--- Entries supplied ---
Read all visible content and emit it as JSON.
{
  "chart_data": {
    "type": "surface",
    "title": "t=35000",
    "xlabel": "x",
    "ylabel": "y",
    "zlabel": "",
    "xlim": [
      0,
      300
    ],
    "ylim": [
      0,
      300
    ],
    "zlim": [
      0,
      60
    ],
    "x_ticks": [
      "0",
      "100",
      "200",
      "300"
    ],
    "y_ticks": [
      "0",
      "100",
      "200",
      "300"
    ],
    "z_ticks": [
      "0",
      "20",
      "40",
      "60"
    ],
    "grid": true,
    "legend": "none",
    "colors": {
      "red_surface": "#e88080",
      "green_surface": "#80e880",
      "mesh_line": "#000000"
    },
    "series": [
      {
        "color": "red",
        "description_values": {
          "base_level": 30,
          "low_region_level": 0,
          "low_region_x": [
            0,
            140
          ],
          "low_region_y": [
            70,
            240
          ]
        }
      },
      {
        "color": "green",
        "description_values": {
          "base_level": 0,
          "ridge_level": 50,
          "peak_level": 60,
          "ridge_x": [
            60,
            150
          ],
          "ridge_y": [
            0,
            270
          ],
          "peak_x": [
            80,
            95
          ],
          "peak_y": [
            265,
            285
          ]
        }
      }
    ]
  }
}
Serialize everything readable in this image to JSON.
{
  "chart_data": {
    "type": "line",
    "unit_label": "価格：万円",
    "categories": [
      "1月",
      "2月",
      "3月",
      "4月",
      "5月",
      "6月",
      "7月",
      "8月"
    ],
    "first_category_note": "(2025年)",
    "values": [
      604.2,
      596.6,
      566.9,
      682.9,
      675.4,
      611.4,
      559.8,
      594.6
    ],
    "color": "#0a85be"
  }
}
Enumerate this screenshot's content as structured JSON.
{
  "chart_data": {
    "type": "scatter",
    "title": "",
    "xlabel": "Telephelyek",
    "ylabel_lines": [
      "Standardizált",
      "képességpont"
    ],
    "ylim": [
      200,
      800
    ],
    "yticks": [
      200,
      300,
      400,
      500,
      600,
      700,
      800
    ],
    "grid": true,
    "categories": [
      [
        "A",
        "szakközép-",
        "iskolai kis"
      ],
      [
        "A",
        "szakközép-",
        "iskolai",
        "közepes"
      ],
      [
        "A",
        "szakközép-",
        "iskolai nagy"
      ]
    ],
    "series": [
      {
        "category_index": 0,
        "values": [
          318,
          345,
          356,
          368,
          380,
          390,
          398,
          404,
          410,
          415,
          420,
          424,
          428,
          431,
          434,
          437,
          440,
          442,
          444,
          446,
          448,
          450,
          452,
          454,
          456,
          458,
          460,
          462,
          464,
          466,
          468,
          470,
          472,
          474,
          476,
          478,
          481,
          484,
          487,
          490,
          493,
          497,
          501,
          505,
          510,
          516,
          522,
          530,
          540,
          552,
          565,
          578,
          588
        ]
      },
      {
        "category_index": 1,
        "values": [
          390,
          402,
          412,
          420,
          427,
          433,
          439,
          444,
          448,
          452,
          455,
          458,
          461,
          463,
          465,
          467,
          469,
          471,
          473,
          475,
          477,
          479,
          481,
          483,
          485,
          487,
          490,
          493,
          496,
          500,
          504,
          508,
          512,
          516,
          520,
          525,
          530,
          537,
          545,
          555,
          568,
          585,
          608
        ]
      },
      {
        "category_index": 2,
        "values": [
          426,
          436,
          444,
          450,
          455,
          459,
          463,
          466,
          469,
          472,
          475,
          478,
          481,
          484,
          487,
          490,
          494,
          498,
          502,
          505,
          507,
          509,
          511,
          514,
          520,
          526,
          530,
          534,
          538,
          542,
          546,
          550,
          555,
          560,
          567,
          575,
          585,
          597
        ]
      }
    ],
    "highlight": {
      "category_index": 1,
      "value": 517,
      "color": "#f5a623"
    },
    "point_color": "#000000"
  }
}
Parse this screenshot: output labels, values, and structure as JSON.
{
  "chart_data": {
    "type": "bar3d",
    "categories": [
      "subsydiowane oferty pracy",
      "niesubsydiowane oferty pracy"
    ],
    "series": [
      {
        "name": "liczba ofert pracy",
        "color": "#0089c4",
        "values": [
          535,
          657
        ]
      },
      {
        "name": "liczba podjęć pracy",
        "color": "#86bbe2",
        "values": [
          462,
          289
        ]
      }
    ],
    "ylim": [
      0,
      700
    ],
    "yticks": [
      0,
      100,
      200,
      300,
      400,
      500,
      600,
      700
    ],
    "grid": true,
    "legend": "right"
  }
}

--- Your goal ---
Output only the lines running from the line with "Parse this screenshot: output" through the final line of the data, inclusive.

--- Final answer ---
Parse this screenshot: output labels, values, and structure as JSON.
{
  "chart_data": {
    "type": "bar3d",
    "categories": [
      "subsydiowane oferty pracy",
      "niesubsydiowane oferty pracy"
    ],
    "series": [
      {
        "name": "liczba ofert pracy",
        "color": "#0089c4",
        "values": [
          535,
          657
        ]
      },
      {
        "name": "liczba podjęć pracy",
        "color": "#86bbe2",
        "values": [
          462,
          289
        ]
      }
    ],
    "ylim": [
      0,
      700
    ],
    "yticks": [
      0,
      100,
      200,
      300,
      400,
      500,
      600,
      700
    ],
    "grid": true,
    "legend": "right"
  }
}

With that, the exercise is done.